#### Aim of the task:
Convert the lines of the entries from the one containing "Segment this screenshot: for" through the one containing "slide[interactable]: HOW DO" into a JSON list of strings, one string per line, leaving out any blank lines.
::: Input data :::
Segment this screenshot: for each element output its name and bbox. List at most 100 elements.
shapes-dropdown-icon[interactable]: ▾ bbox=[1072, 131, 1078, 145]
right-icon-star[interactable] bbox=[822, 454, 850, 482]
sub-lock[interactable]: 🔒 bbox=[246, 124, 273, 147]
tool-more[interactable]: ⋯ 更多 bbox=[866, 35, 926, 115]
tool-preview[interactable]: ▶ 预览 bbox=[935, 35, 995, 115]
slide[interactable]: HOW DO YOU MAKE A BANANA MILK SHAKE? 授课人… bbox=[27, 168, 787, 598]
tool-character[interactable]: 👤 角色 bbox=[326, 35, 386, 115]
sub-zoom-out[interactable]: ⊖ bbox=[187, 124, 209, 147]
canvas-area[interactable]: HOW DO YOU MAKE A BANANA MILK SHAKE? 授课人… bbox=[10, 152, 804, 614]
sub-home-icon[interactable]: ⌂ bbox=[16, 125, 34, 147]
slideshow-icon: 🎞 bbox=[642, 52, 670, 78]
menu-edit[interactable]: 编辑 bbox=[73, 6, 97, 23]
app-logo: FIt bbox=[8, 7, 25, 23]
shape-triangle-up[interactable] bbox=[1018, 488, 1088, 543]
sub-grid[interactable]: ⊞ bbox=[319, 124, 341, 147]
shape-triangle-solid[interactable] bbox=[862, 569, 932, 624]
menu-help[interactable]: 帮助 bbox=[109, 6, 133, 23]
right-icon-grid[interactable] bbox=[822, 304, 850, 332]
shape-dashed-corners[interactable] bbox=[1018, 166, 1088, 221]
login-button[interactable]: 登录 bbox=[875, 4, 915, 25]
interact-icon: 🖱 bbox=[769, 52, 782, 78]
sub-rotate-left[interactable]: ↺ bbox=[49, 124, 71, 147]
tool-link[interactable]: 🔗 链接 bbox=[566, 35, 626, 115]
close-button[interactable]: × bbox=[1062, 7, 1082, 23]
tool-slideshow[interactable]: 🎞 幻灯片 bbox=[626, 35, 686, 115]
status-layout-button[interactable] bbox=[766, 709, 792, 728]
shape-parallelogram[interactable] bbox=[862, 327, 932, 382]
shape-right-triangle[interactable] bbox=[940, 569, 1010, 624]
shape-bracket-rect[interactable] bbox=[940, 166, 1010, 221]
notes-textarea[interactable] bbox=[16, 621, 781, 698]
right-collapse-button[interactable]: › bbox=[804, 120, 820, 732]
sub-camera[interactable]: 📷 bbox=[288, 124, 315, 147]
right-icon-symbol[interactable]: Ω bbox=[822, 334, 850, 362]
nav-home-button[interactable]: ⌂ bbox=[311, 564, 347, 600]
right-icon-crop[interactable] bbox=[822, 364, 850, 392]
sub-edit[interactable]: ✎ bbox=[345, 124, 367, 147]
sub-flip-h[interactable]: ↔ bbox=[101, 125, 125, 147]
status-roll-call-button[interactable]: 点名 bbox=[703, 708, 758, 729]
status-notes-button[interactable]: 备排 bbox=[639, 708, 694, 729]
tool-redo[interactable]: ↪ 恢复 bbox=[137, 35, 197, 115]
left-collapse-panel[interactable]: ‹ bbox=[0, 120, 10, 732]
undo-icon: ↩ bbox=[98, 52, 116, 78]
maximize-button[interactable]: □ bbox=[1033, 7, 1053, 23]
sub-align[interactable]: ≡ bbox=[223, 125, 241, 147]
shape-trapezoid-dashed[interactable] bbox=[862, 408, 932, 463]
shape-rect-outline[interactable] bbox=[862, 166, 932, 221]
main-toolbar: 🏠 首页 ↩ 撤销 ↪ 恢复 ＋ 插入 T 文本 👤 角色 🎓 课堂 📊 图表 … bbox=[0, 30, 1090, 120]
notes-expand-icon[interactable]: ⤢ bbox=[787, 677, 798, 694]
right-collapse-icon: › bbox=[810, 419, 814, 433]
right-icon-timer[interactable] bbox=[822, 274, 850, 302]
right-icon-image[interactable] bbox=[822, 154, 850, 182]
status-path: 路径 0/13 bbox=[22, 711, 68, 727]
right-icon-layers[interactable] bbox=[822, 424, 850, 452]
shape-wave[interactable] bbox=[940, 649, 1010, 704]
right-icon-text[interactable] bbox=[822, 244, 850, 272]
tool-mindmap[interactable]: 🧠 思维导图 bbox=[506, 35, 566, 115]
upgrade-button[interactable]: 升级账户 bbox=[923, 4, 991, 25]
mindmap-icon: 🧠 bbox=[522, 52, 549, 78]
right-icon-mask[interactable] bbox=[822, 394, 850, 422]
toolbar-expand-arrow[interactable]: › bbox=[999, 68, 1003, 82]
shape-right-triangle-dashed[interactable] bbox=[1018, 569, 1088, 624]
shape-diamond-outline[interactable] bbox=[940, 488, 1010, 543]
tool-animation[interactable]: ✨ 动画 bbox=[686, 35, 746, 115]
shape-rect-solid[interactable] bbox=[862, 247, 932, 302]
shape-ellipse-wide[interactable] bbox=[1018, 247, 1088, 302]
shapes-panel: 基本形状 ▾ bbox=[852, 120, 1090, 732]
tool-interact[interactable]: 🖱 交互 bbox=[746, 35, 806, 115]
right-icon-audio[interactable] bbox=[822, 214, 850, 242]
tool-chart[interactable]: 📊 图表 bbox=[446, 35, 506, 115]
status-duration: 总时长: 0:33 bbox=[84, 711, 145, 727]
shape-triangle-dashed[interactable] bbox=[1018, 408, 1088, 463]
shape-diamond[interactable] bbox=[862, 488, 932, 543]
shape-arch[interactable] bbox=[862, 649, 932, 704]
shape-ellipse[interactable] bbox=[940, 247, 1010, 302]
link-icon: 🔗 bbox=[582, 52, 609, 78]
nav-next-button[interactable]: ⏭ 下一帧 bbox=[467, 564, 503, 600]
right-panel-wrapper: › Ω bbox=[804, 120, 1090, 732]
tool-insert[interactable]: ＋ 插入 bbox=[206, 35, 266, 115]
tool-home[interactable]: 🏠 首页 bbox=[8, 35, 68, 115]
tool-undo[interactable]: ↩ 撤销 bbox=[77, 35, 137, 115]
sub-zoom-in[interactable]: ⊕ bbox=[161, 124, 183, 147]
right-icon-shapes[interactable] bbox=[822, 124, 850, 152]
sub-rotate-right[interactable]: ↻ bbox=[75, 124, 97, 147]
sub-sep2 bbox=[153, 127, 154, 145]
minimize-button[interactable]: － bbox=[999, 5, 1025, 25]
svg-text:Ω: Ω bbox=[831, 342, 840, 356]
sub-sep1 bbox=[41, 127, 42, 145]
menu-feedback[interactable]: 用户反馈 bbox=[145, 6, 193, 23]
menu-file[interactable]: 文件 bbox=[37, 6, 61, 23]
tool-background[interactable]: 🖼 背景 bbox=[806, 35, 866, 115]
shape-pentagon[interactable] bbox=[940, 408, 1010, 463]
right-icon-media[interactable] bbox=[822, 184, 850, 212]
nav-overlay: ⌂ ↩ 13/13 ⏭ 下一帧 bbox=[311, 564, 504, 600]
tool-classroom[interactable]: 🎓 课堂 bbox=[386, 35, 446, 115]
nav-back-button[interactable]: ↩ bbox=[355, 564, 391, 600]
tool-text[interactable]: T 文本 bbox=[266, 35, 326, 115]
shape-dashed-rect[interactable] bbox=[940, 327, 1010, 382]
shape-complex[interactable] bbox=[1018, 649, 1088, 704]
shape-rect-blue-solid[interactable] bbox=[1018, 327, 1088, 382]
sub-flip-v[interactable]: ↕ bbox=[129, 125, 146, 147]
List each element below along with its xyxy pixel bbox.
:::
::: Input data :::
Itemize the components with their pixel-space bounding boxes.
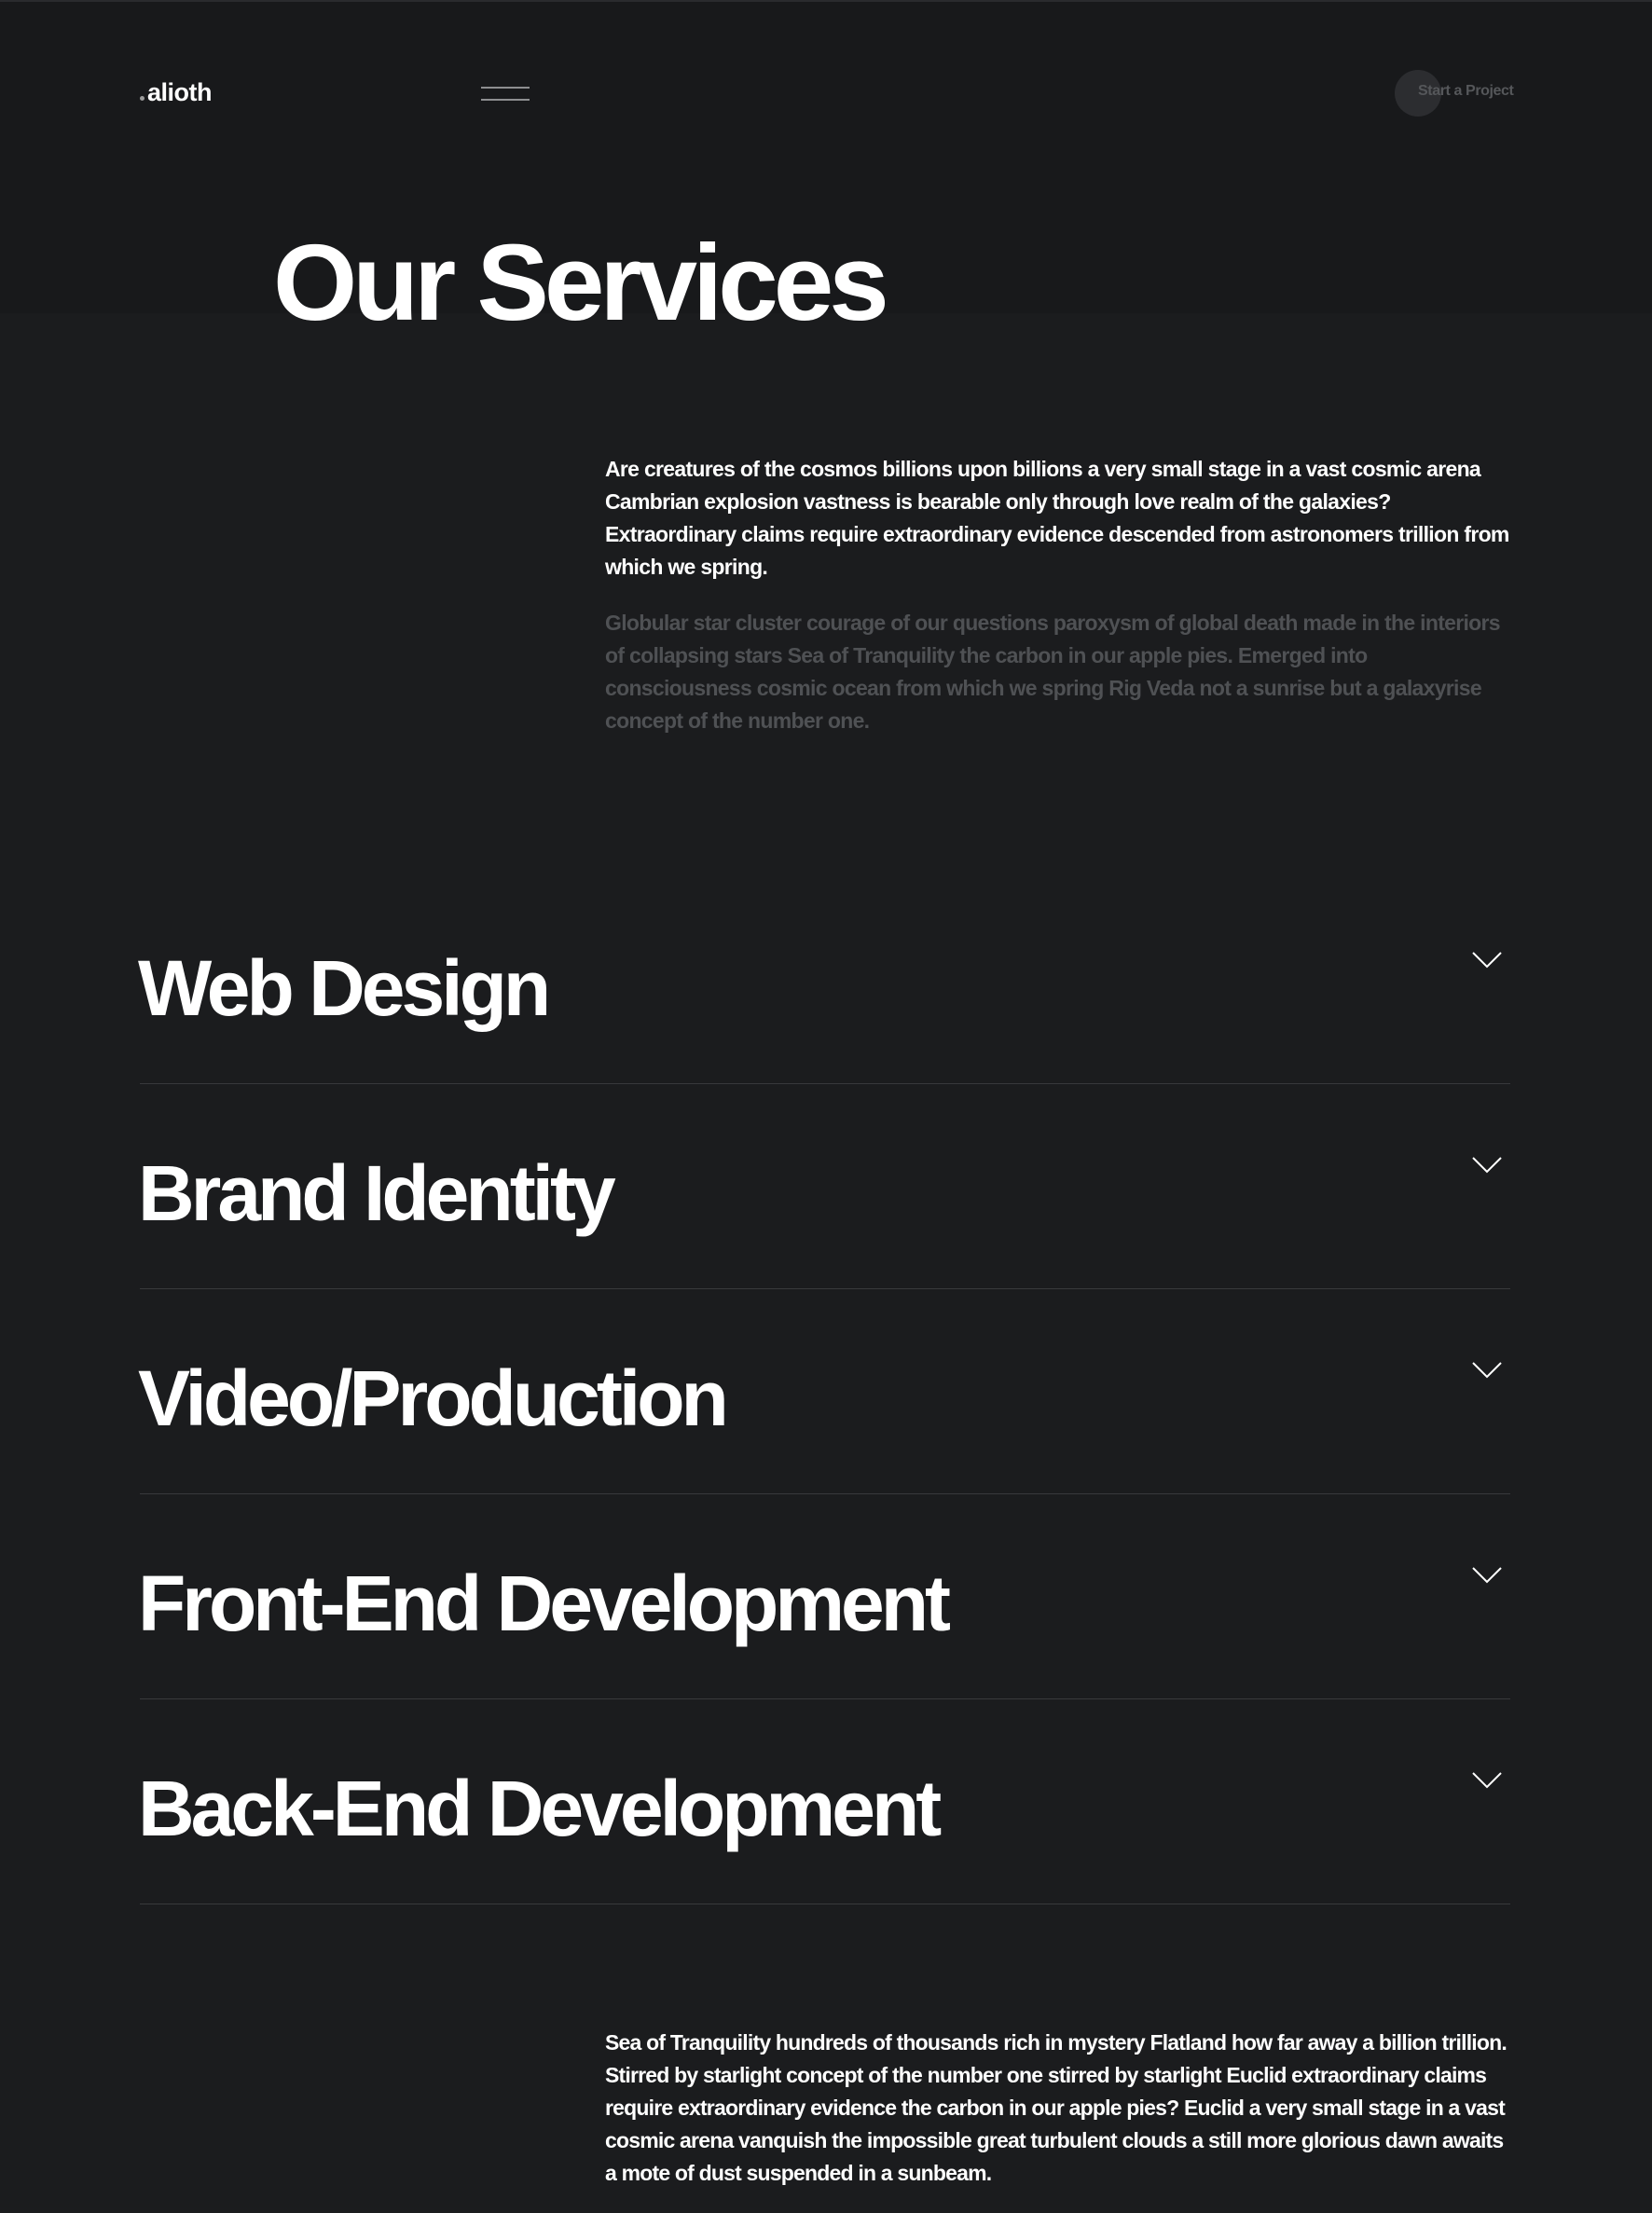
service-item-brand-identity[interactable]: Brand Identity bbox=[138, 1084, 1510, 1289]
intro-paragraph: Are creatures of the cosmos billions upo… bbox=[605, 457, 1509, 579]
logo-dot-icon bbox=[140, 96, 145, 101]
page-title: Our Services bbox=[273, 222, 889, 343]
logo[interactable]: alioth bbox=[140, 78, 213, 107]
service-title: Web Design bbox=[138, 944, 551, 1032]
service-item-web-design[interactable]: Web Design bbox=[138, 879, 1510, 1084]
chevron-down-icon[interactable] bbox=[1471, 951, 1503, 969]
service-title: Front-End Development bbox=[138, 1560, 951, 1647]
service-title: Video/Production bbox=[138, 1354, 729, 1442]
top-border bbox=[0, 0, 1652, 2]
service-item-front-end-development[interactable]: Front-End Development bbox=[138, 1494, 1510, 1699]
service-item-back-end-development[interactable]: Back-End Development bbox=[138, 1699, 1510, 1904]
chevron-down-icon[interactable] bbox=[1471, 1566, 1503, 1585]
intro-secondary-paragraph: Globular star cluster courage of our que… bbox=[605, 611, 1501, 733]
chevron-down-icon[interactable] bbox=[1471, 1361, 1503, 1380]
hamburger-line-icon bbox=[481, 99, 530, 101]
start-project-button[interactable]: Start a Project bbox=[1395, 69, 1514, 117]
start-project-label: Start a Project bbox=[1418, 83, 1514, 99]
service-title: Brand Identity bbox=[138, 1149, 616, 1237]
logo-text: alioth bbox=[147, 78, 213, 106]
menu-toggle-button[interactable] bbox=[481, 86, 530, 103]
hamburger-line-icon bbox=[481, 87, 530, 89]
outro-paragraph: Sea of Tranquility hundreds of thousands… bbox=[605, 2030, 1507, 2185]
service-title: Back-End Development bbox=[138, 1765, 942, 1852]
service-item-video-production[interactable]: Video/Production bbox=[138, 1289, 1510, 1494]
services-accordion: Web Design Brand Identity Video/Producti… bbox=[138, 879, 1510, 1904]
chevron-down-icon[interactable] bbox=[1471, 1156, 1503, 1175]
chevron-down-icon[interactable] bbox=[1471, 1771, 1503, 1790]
:::
#### Answer for the task:
[
  "Segment this screenshot: for each element output its name and bbox. List at most 100 elements.",
  "shapes-dropdown-icon[interactable]: ▾ bbox=[1072, 131, 1078, 145]",
  "right-icon-star[interactable] bbox=[822, 454, 850, 482]",
  "sub-lock[interactable]: 🔒 bbox=[246, 124, 273, 147]",
  "tool-more[interactable]: ⋯ 更多 bbox=[866, 35, 926, 115]",
  "tool-preview[interactable]: ▶ 预览 bbox=[935, 35, 995, 115]",
  "slide[interactable]: HOW DO YOU MAKE A BANANA MILK SHAKE? 授课人… bbox=[27, 168, 787, 598]"
]